### Exercise objective
Write out exactly the lines running from the one with "Output the underlying" to the end of the data, including both of those lines and excluding pictures.

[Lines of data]
-------------------------

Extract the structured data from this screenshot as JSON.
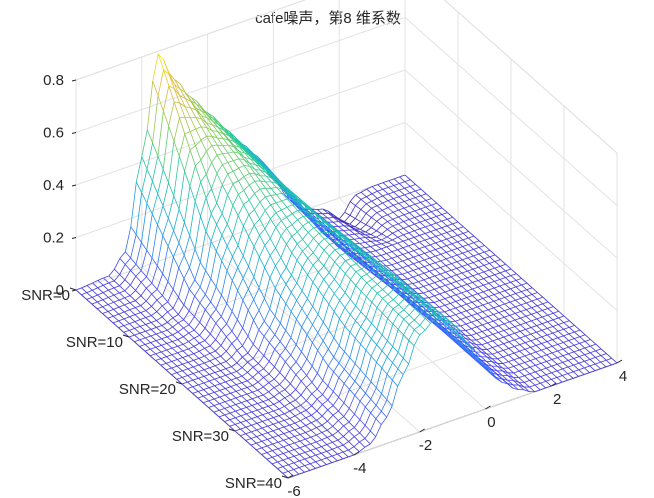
{
  "chart_data": {
    "type": "surface-mesh",
    "title": "cafe噪声，第8 维系数",
    "xlabel": "",
    "ylabel": "",
    "zlabel": "",
    "x_range": [
      -6,
      4
    ],
    "x_ticks": [
      -6,
      -4,
      -2,
      0,
      2,
      4
    ],
    "snr_ticks": [
      "SNR=0",
      "SNR=10",
      "SNR=20",
      "SNR=30",
      "SNR=40"
    ],
    "snr_range": [
      0,
      40
    ],
    "z_range": [
      0,
      0.8
    ],
    "z_ticks": [
      0,
      0.2,
      0.4,
      0.6,
      0.8
    ],
    "grid": true,
    "colormap": "parula",
    "colormap_colors": [
      "#3e26a8",
      "#4743f8",
      "#2e87f7",
      "#19b2d3",
      "#27c99e",
      "#86cd56",
      "#e0b93b",
      "#f9e91b"
    ],
    "series": [
      {
        "snr": 0,
        "x": [
          -6,
          -5,
          -4.5,
          -4,
          -3.5,
          -3,
          -2.5,
          -2,
          -1.5,
          -1,
          -0.5,
          0,
          0.5,
          1,
          1.5,
          2,
          2.5,
          3,
          4
        ],
        "density": [
          0,
          0.01,
          0.08,
          0.42,
          0.79,
          0.67,
          0.58,
          0.5,
          0.42,
          0.34,
          0.27,
          0.16,
          0.06,
          0,
          -0.02,
          -0.08,
          -0.01,
          0,
          0
        ]
      },
      {
        "snr": 10,
        "x": [
          -6,
          -5,
          -4.5,
          -4,
          -3.5,
          -3,
          -2.5,
          -2,
          -1.5,
          -1,
          -0.5,
          0,
          0.5,
          1,
          1.5,
          2,
          2.5,
          3,
          4
        ],
        "density": [
          0,
          0,
          0.02,
          0.13,
          0.36,
          0.49,
          0.5,
          0.46,
          0.4,
          0.32,
          0.22,
          0.12,
          0.05,
          0.01,
          0,
          0,
          0,
          0,
          0
        ]
      },
      {
        "snr": 20,
        "x": [
          -6,
          -5,
          -4.5,
          -4,
          -3.5,
          -3,
          -2.5,
          -2,
          -1.5,
          -1,
          -0.5,
          0,
          0.5,
          1,
          1.5,
          2,
          2.5,
          3,
          4
        ],
        "density": [
          0,
          0,
          0,
          0.03,
          0.13,
          0.28,
          0.38,
          0.42,
          0.4,
          0.34,
          0.25,
          0.15,
          0.07,
          0.02,
          0,
          0,
          0,
          0,
          0
        ]
      },
      {
        "snr": 30,
        "x": [
          -6,
          -5,
          -4.5,
          -4,
          -3.5,
          -3,
          -2.5,
          -2,
          -1.5,
          -1,
          -0.5,
          0,
          0.5,
          1,
          1.5,
          2,
          2.5,
          3,
          4
        ],
        "density": [
          0,
          0,
          0,
          0.01,
          0.05,
          0.15,
          0.29,
          0.39,
          0.41,
          0.36,
          0.27,
          0.16,
          0.08,
          0.03,
          0,
          0,
          0,
          0,
          0
        ]
      },
      {
        "snr": 40,
        "x": [
          -6,
          -5,
          -4.5,
          -4,
          -3.5,
          -3,
          -2.5,
          -2,
          -1.5,
          -1,
          -0.5,
          0,
          0.5,
          1,
          1.5,
          2,
          2.5,
          3,
          4
        ],
        "density": [
          0,
          0,
          0,
          0,
          0.02,
          0.1,
          0.24,
          0.37,
          0.41,
          0.37,
          0.27,
          0.16,
          0.08,
          0.03,
          0,
          0,
          0,
          0,
          0
        ]
      }
    ]
  }
}
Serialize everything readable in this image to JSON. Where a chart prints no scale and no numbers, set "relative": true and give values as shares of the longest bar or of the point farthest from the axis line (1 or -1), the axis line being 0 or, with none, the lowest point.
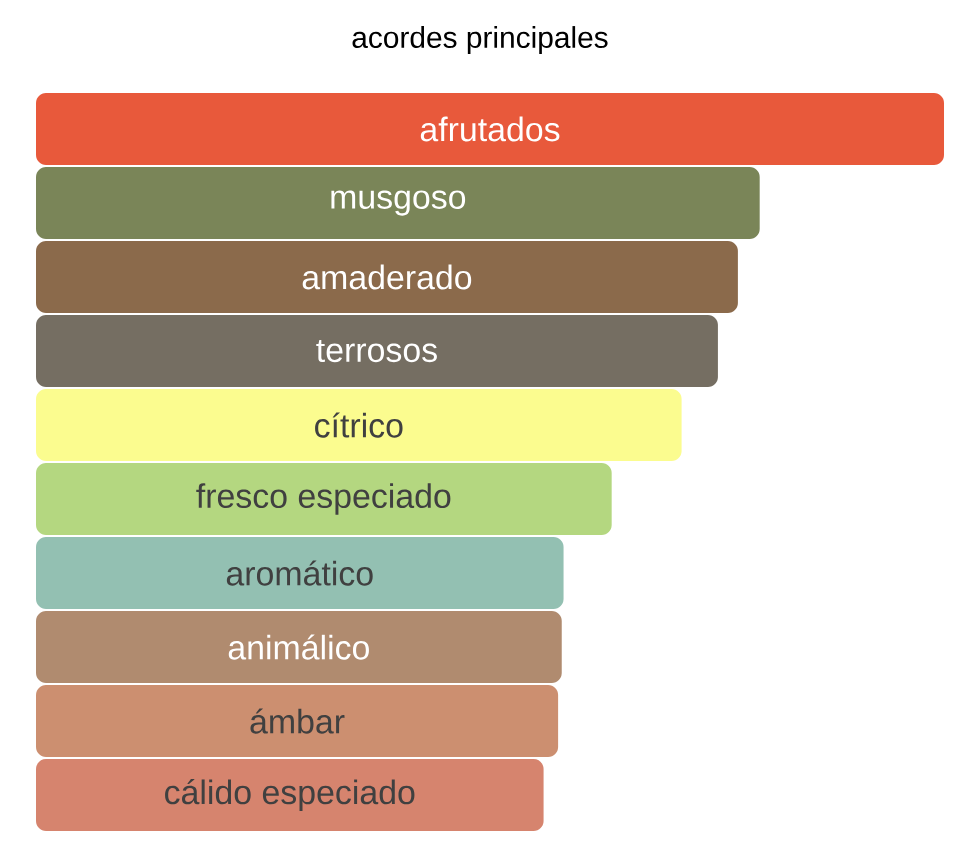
{
  "chart_data": {
    "type": "bar",
    "orientation": "horizontal",
    "relative": true,
    "title": "acordes principales",
    "categories": [
      "afrutados",
      "musgoso",
      "amaderado",
      "terrosos",
      "cítrico",
      "fresco especiado",
      "aromático",
      "animálico",
      "ámbar",
      "cálido especiado"
    ],
    "values": [
      1,
      0.797,
      0.773,
      0.751,
      0.711,
      0.634,
      0.581,
      0.579,
      0.575,
      0.559
    ],
    "colors": [
      "#e8593b",
      "#7a8558",
      "#8b6a4b",
      "#756e62",
      "#fbfc8f",
      "#b4d780",
      "#93c0b2",
      "#b08b6f",
      "#cc8f70",
      "#d6846e"
    ]
  }
}
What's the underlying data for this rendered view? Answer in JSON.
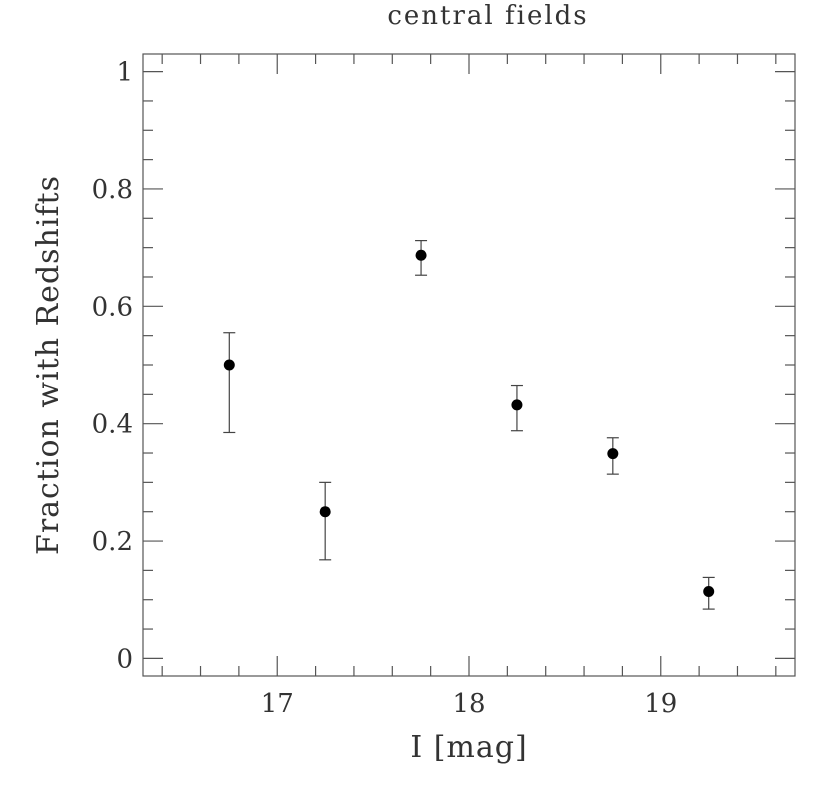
{
  "chart_data": {
    "type": "scatter",
    "title": "central fields",
    "xlabel": "I [mag]",
    "ylabel": "Fraction with Redshifts",
    "xlim": [
      16.3,
      19.7
    ],
    "ylim": [
      -0.03,
      1.03
    ],
    "x_ticks": [
      17,
      18,
      19
    ],
    "y_ticks": [
      0,
      0.2,
      0.4,
      0.6,
      0.8,
      1
    ],
    "x_tick_labels": [
      "17",
      "18",
      "19"
    ],
    "y_tick_labels": [
      "0",
      "0.2",
      "0.4",
      "0.6",
      "0.8",
      "1"
    ],
    "x_minor_step": 0.2,
    "y_minor_step": 0.05,
    "grid": false,
    "error_bars": true,
    "points": [
      {
        "x": 16.75,
        "y": 0.5,
        "y_low": 0.385,
        "y_high": 0.555
      },
      {
        "x": 17.25,
        "y": 0.25,
        "y_low": 0.168,
        "y_high": 0.3
      },
      {
        "x": 17.75,
        "y": 0.687,
        "y_low": 0.653,
        "y_high": 0.712
      },
      {
        "x": 18.25,
        "y": 0.432,
        "y_low": 0.388,
        "y_high": 0.465
      },
      {
        "x": 18.75,
        "y": 0.349,
        "y_low": 0.314,
        "y_high": 0.376
      },
      {
        "x": 19.25,
        "y": 0.114,
        "y_low": 0.084,
        "y_high": 0.138
      }
    ]
  }
}
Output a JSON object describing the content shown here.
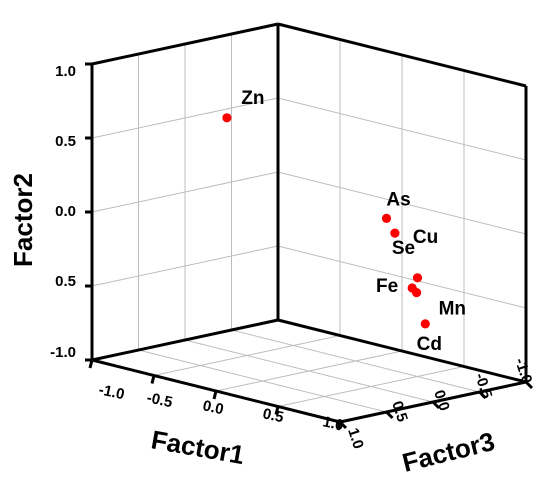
{
  "chart_data": {
    "type": "scatter3d",
    "axes": {
      "factor1": {
        "label": "Factor1",
        "ticks": [
          "-1.0",
          "-0.5",
          "0.0",
          "0.5",
          "1.0"
        ]
      },
      "factor2": {
        "label": "Factor2",
        "ticks": [
          "1.0",
          "0.5",
          "0.0",
          "0.5",
          "-1.0"
        ]
      },
      "factor3": {
        "label": "Factor3",
        "ticks": [
          "1.0",
          "0.5",
          "0.0",
          "-0.5",
          "-1.0"
        ]
      }
    },
    "point_color": "#ff0000",
    "points": [
      {
        "name": "Zn",
        "x": 0.05,
        "y": 0.85,
        "z": 0.95
      },
      {
        "name": "As",
        "x": 0.85,
        "y": 0.25,
        "z": 0.3
      },
      {
        "name": "Cu",
        "x": 0.88,
        "y": 0.15,
        "z": 0.25
      },
      {
        "name": "Fe",
        "x": 0.87,
        "y": -0.25,
        "z": 0.05
      },
      {
        "name": "Mn",
        "x": 0.89,
        "y": -0.28,
        "z": 0.03
      },
      {
        "name": "Cd",
        "x": 0.9,
        "y": -0.5,
        "z": -0.05
      },
      {
        "name": "Se",
        "x": 0.2,
        "y": -0.45,
        "z": -0.9
      }
    ]
  }
}
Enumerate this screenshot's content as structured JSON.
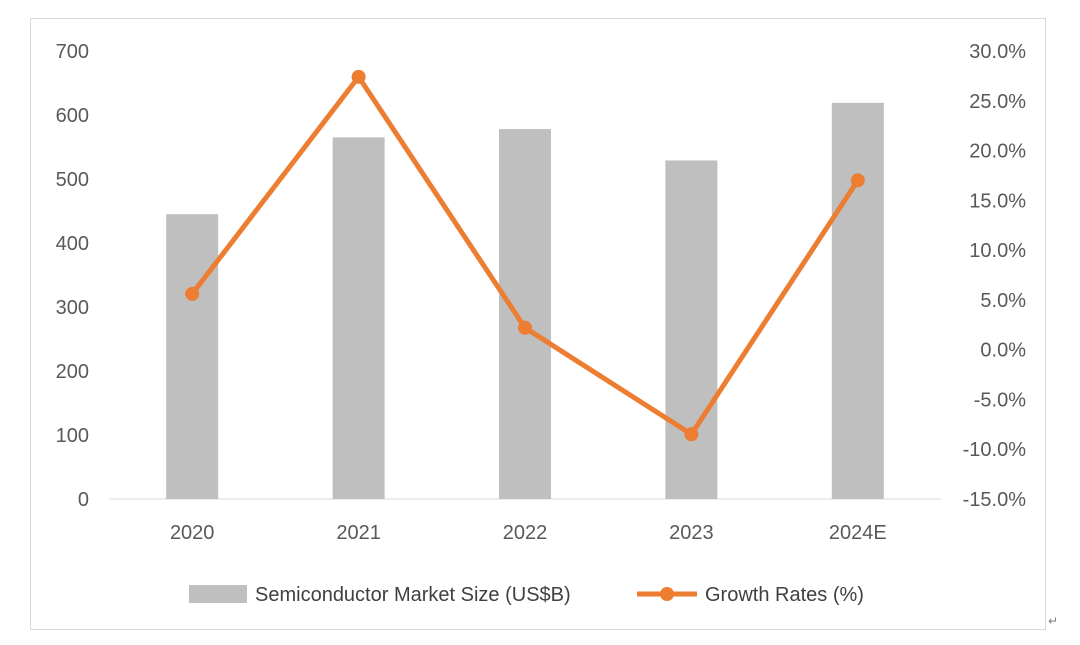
{
  "chart_data": {
    "type": "bar",
    "categories": [
      "2020",
      "2021",
      "2022",
      "2023",
      "2024E"
    ],
    "series": [
      {
        "name": "Semiconductor Market Size (US$B)",
        "type": "bar",
        "axis": "left",
        "color": "#bfbfbf",
        "values": [
          445,
          565,
          578,
          529,
          619
        ]
      },
      {
        "name": "Growth Rates (%)",
        "type": "line",
        "axis": "right",
        "color": "#ed7d31",
        "values": [
          5.6,
          27.4,
          2.2,
          -8.5,
          17.0
        ]
      }
    ],
    "y_left": {
      "ylim": [
        0,
        700
      ],
      "ticks": [
        0,
        100,
        200,
        300,
        400,
        500,
        600,
        700
      ],
      "tick_labels": [
        "0",
        "100",
        "200",
        "300",
        "400",
        "500",
        "600",
        "700"
      ]
    },
    "y_right": {
      "ylim": [
        -15,
        30
      ],
      "ticks": [
        -15,
        -10,
        -5,
        0,
        5,
        10,
        15,
        20,
        25,
        30
      ],
      "tick_labels": [
        "-15.0%",
        "-10.0%",
        "-5.0%",
        "0.0%",
        "5.0%",
        "10.0%",
        "15.0%",
        "20.0%",
        "25.0%",
        "30.0%"
      ]
    },
    "grid": false,
    "legend_position": "bottom"
  },
  "paragraph_mark": "↵"
}
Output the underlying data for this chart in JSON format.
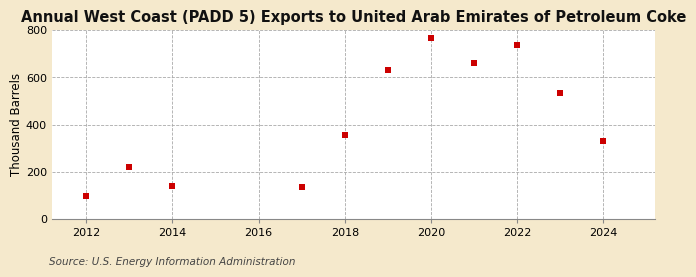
{
  "title": "Annual West Coast (PADD 5) Exports to United Arab Emirates of Petroleum Coke",
  "ylabel": "Thousand Barrels",
  "source": "Source: U.S. Energy Information Administration",
  "years": [
    2012,
    2013,
    2014,
    2017,
    2018,
    2019,
    2020,
    2021,
    2022,
    2023,
    2024
  ],
  "values": [
    100,
    220,
    140,
    135,
    355,
    630,
    765,
    660,
    735,
    535,
    330
  ],
  "ylim": [
    0,
    800
  ],
  "yticks": [
    0,
    200,
    400,
    600,
    800
  ],
  "xticks": [
    2012,
    2014,
    2016,
    2018,
    2020,
    2022,
    2024
  ],
  "xlim": [
    2011.2,
    2025.2
  ],
  "marker_color": "#cc0000",
  "marker": "s",
  "marker_size": 4,
  "fig_bg_color": "#f5e9cc",
  "plot_bg_color": "#ffffff",
  "grid_color": "#aaaaaa",
  "title_fontsize": 10.5,
  "label_fontsize": 8.5,
  "tick_fontsize": 8,
  "source_fontsize": 7.5
}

-------------------------

### Exercise answer
Output the underlying data for this chart in JSON format.
{
  "title": "Annual West Coast (PADD 5) Exports to United Arab Emirates of Petroleum Coke",
  "ylabel": "Thousand Barrels",
  "source": "Source: U.S. Energy Information Administration",
  "years": [
    2012,
    2013,
    2014,
    2017,
    2018,
    2019,
    2020,
    2021,
    2022,
    2023,
    2024
  ],
  "values": [
    100,
    220,
    140,
    135,
    355,
    630,
    765,
    660,
    735,
    535,
    330
  ],
  "ylim": [
    0,
    800
  ],
  "yticks": [
    0,
    200,
    400,
    600,
    800
  ],
  "xticks": [
    2012,
    2014,
    2016,
    2018,
    2020,
    2022,
    2024
  ],
  "xlim": [
    2011.2,
    2025.2
  ],
  "marker_color": "#cc0000",
  "marker": "s",
  "marker_size": 4,
  "fig_bg_color": "#f5e9cc",
  "plot_bg_color": "#ffffff",
  "grid_color": "#aaaaaa",
  "title_fontsize": 10.5,
  "label_fontsize": 8.5,
  "tick_fontsize": 8,
  "source_fontsize": 7.5
}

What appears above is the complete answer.